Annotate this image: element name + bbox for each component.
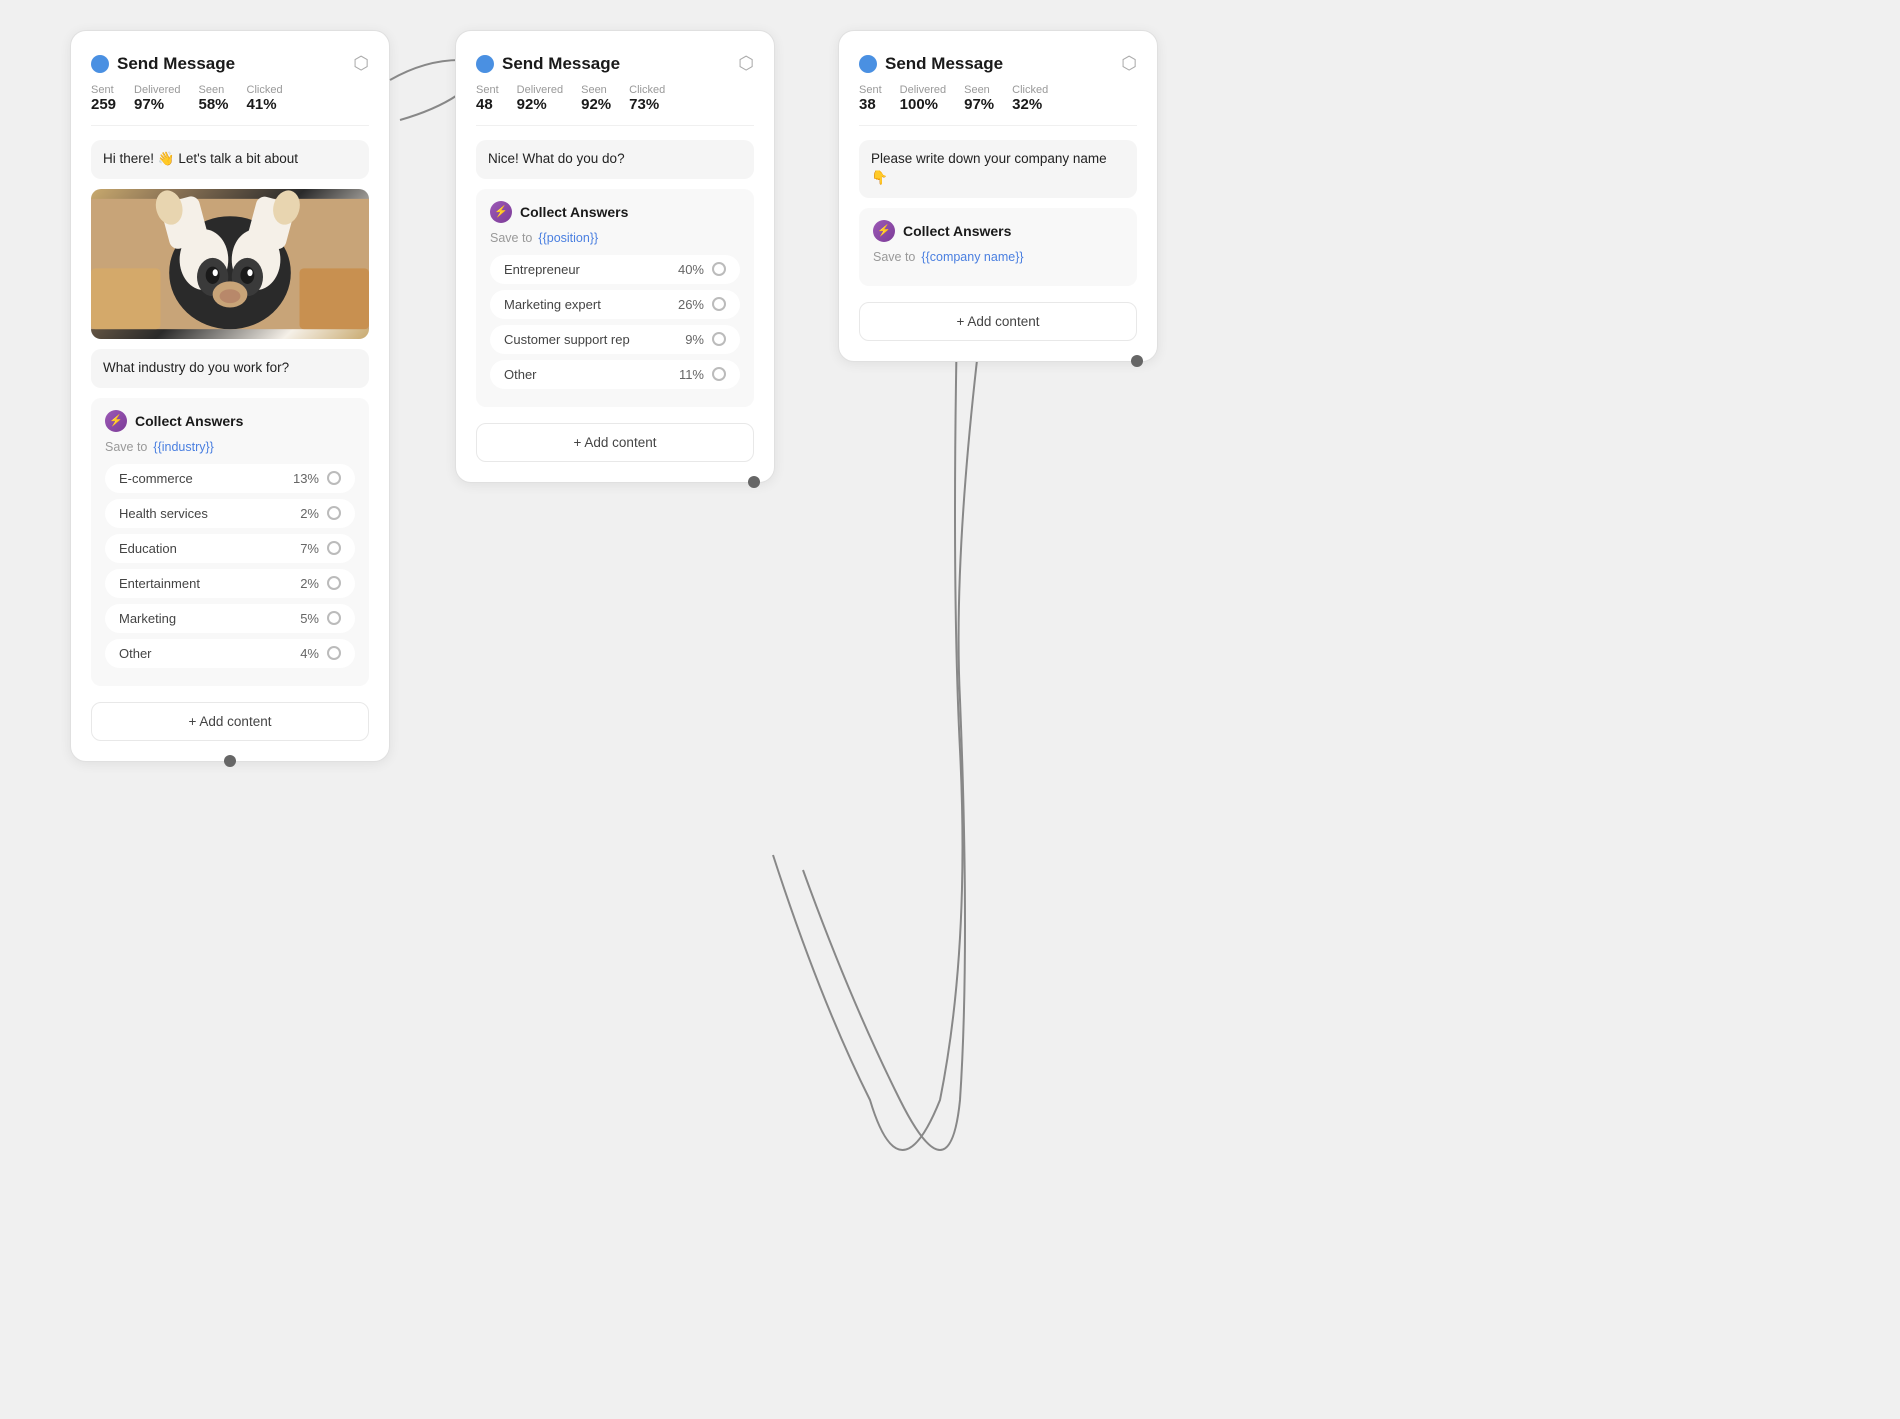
card-1-stats: Sent 259 Delivered 97% Seen 58% Clicked … (91, 84, 369, 126)
card-3-tag-icon[interactable]: ⬡ (1121, 53, 1137, 74)
radio-health[interactable] (327, 506, 341, 520)
add-content-btn-2[interactable]: + Add content (476, 423, 754, 462)
collect-title-3: Collect Answers (903, 223, 1011, 239)
card-3: Send Message ⬡ Sent 38 Delivered 100% Se… (838, 30, 1158, 362)
card-1-tag-icon[interactable]: ⬡ (353, 53, 369, 74)
card-3-title: Send Message (885, 54, 1003, 74)
option-other-2: Other 11% (490, 360, 740, 389)
card-2-title: Send Message (502, 54, 620, 74)
message-bubble-card2: Nice! What do you do? (476, 140, 754, 179)
radio-ecommerce[interactable] (327, 471, 341, 485)
dog-image (91, 189, 369, 339)
card-1-header: Send Message ⬡ (91, 53, 369, 74)
collect-header-3: ⚡ Collect Answers (873, 220, 1123, 242)
card-2-header: Send Message ⬡ (476, 53, 754, 74)
card-3-header: Send Message ⬡ (859, 53, 1137, 74)
collect-icon-1: ⚡ (105, 410, 127, 432)
card-3-stats: Sent 38 Delivered 100% Seen 97% Clicked … (859, 84, 1137, 126)
card-1: Send Message ⬡ Sent 259 Delivered 97% Se… (70, 30, 390, 762)
stat-seen-1: Seen 58% (199, 84, 229, 113)
stat-clicked-2: Clicked 73% (629, 84, 665, 113)
save-to-row-3: Save to {{company name}} (873, 250, 1123, 264)
canvas: Send Message ⬡ Sent 259 Delivered 97% Se… (0, 0, 1900, 1419)
collect-icon-2: ⚡ (490, 201, 512, 223)
radio-marketing-expert[interactable] (712, 297, 726, 311)
collect-answers-2: ⚡ Collect Answers Save to {{position}} E… (476, 189, 754, 407)
radio-other-1[interactable] (327, 646, 341, 660)
option-education: Education 7% (105, 534, 355, 563)
option-entrepreneur: Entrepreneur 40% (490, 255, 740, 284)
card-3-status-dot (859, 55, 877, 73)
connector-dot-1 (224, 755, 236, 767)
collect-title-1: Collect Answers (135, 413, 243, 429)
collect-title-2: Collect Answers (520, 204, 628, 220)
collect-answers-3: ⚡ Collect Answers Save to {{company name… (859, 208, 1137, 286)
option-other-1: Other 4% (105, 639, 355, 668)
message-bubble-2: What industry do you work for? (91, 349, 369, 388)
option-customer-support: Customer support rep 9% (490, 325, 740, 354)
card-2-status-dot (476, 55, 494, 73)
connector-dot-2 (748, 476, 760, 488)
message-bubble-card3: Please write down your company name 👇 (859, 140, 1137, 198)
stat-seen-3: Seen 97% (964, 84, 994, 113)
radio-entertainment[interactable] (327, 576, 341, 590)
connector-dot-3 (1131, 355, 1143, 367)
radio-customer-support[interactable] (712, 332, 726, 346)
stat-clicked-1: Clicked 41% (247, 84, 283, 113)
radio-marketing[interactable] (327, 611, 341, 625)
collect-answers-1: ⚡ Collect Answers Save to {{industry}} E… (91, 398, 369, 686)
add-content-btn-1[interactable]: + Add content (91, 702, 369, 741)
stat-seen-2: Seen 92% (581, 84, 611, 113)
collect-header-2: ⚡ Collect Answers (490, 201, 740, 223)
card-2-stats: Sent 48 Delivered 92% Seen 92% Clicked 7… (476, 84, 754, 126)
card-2: Send Message ⬡ Sent 48 Delivered 92% See… (455, 30, 775, 483)
collect-icon-3: ⚡ (873, 220, 895, 242)
stat-delivered-1: Delivered 97% (134, 84, 180, 113)
card-1-title: Send Message (117, 54, 235, 74)
save-to-var-2[interactable]: {{position}} (538, 231, 598, 245)
stat-clicked-3: Clicked 32% (1012, 84, 1048, 113)
card-3-title-row: Send Message (859, 54, 1003, 74)
option-health: Health services 2% (105, 499, 355, 528)
option-marketing: Marketing 5% (105, 604, 355, 633)
radio-other-2[interactable] (712, 367, 726, 381)
card-2-title-row: Send Message (476, 54, 620, 74)
stat-sent-1: Sent 259 (91, 84, 116, 113)
radio-education[interactable] (327, 541, 341, 555)
option-ecommerce: E-commerce 13% (105, 464, 355, 493)
stat-sent-3: Sent 38 (859, 84, 882, 113)
option-entertainment: Entertainment 2% (105, 569, 355, 598)
stat-sent-2: Sent 48 (476, 84, 499, 113)
save-to-row-1: Save to {{industry}} (105, 440, 355, 454)
card-1-status-dot (91, 55, 109, 73)
card-2-tag-icon[interactable]: ⬡ (738, 53, 754, 74)
message-bubble-1: Hi there! 👋 Let's talk a bit about (91, 140, 369, 179)
save-to-var-3[interactable]: {{company name}} (921, 250, 1023, 264)
stat-delivered-2: Delivered 92% (517, 84, 563, 113)
save-to-var-1[interactable]: {{industry}} (153, 440, 213, 454)
radio-entrepreneur[interactable] (712, 262, 726, 276)
collect-header-1: ⚡ Collect Answers (105, 410, 355, 432)
option-marketing-expert: Marketing expert 26% (490, 290, 740, 319)
stat-delivered-3: Delivered 100% (900, 84, 946, 113)
card-1-title-row: Send Message (91, 54, 235, 74)
add-content-btn-3[interactable]: + Add content (859, 302, 1137, 341)
save-to-row-2: Save to {{position}} (490, 231, 740, 245)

--------------------------------

> _Task requirements_
Format the material from the line containing "card-1-stats: Sent 259" through the line containing "option-other-1: Other 4% (105, 639, 355, 668)", both included, as a JSON list of strings with one string per line and no blank lines.

> _Task answer_
[
  "card-1-stats: Sent 259 Delivered 97% Seen 58% Clicked … (91, 84, 369, 126)",
  "card-3-tag-icon[interactable]: ⬡ (1121, 53, 1137, 74)",
  "radio-health[interactable] (327, 506, 341, 520)",
  "add-content-btn-2[interactable]: + Add content (476, 423, 754, 462)",
  "collect-title-3: Collect Answers (903, 223, 1011, 239)",
  "card-3: Send Message ⬡ Sent 38 Delivered 100% Se… (838, 30, 1158, 362)",
  "card-1-tag-icon[interactable]: ⬡ (353, 53, 369, 74)",
  "card-3-title: Send Message (885, 54, 1003, 74)",
  "option-other-2: Other 11% (490, 360, 740, 389)",
  "card-2-title: Send Message (502, 54, 620, 74)",
  "message-bubble-card2: Nice! What do you do? (476, 140, 754, 179)",
  "radio-ecommerce[interactable] (327, 471, 341, 485)",
  "dog-image (91, 189, 369, 339)",
  "card-1-header: Send Message ⬡ (91, 53, 369, 74)",
  "collect-header-3: ⚡ Collect Answers (873, 220, 1123, 242)",
  "card-2-header: Send Message ⬡ (476, 53, 754, 74)",
  "card-3-header: Send Message ⬡ (859, 53, 1137, 74)",
  "collect-icon-1: ⚡ (105, 410, 127, 432)",
  "card-3-stats: Sent 38 Delivered 100% Seen 97% Clicked … (859, 84, 1137, 126)",
  "card-1: Send Message ⬡ Sent 259 Delivered 97% Se… (70, 30, 390, 762)",
  "stat-seen-1: Seen 58% (199, 84, 229, 113)",
  "stat-clicked-2: Clicked 73% (629, 84, 665, 113)",
  "save-to-row-3: Save to {{company name}} (873, 250, 1123, 264)",
  "canvas: Send Message ⬡ Sent 259 Delivered 97% Se… (0, 0, 1900, 1419)",
  "collect-icon-2: ⚡ (490, 201, 512, 223)",
  "radio-marketing-expert[interactable] (712, 297, 726, 311)",
  "collect-answers-2: ⚡ Collect Answers Save to {{position}} E… (476, 189, 754, 407)",
  "radio-other-1[interactable] (327, 646, 341, 660)",
  "option-education: Education 7% (105, 534, 355, 563)",
  "option-entrepreneur: Entrepreneur 40% (490, 255, 740, 284)",
  "card-3-status-dot (859, 55, 877, 73)",
  "connector-dot-1 (224, 755, 236, 767)",
  "collect-title-1: Collect Answers (135, 413, 243, 429)",
  "collect-title-2: Collect Answers (520, 204, 628, 220)",
  "collect-answers-3: ⚡ Collect Answers Save to {{company name… (859, 208, 1137, 286)",
  "option-other-1: Other 4% (105, 639, 355, 668)"
]